Start

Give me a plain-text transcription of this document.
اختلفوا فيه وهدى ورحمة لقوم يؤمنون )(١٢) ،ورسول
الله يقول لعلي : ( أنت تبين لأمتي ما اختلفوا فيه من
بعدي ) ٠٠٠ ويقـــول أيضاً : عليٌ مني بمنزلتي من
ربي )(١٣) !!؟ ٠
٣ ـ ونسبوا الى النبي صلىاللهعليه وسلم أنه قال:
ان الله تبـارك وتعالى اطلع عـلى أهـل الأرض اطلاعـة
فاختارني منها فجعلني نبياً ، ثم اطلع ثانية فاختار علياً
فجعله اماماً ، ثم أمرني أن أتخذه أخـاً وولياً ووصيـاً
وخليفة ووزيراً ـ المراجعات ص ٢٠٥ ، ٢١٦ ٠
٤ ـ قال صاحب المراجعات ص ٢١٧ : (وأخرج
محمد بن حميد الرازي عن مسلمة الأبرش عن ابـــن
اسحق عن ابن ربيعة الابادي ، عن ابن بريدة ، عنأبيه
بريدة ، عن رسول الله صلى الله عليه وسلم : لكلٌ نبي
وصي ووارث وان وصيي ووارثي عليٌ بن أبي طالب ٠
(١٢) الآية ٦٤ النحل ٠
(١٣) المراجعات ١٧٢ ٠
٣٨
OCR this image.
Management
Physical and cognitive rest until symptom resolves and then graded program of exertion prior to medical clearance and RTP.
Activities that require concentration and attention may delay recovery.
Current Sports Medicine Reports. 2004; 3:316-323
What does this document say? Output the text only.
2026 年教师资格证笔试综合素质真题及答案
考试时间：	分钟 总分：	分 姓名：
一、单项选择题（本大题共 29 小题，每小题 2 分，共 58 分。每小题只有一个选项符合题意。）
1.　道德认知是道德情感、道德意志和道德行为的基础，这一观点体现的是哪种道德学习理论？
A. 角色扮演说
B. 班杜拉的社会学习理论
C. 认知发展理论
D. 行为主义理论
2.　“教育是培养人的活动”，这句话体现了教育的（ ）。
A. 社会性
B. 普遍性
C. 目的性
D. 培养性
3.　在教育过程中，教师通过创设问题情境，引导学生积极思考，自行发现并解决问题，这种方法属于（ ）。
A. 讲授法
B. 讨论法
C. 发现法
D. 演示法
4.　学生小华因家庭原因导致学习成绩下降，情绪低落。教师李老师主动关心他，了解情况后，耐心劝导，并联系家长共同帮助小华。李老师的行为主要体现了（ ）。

End

> **Work to do**: For each line in the data above that contains the string "بريدة", extract the line.

> **Finished task**:
اسحق عن ابن ربيعة الابادي ، عن ابن بريدة ، عنأبيه
بريدة ، عن رسول الله صلى الله عليه وسلم : لكلٌ نبي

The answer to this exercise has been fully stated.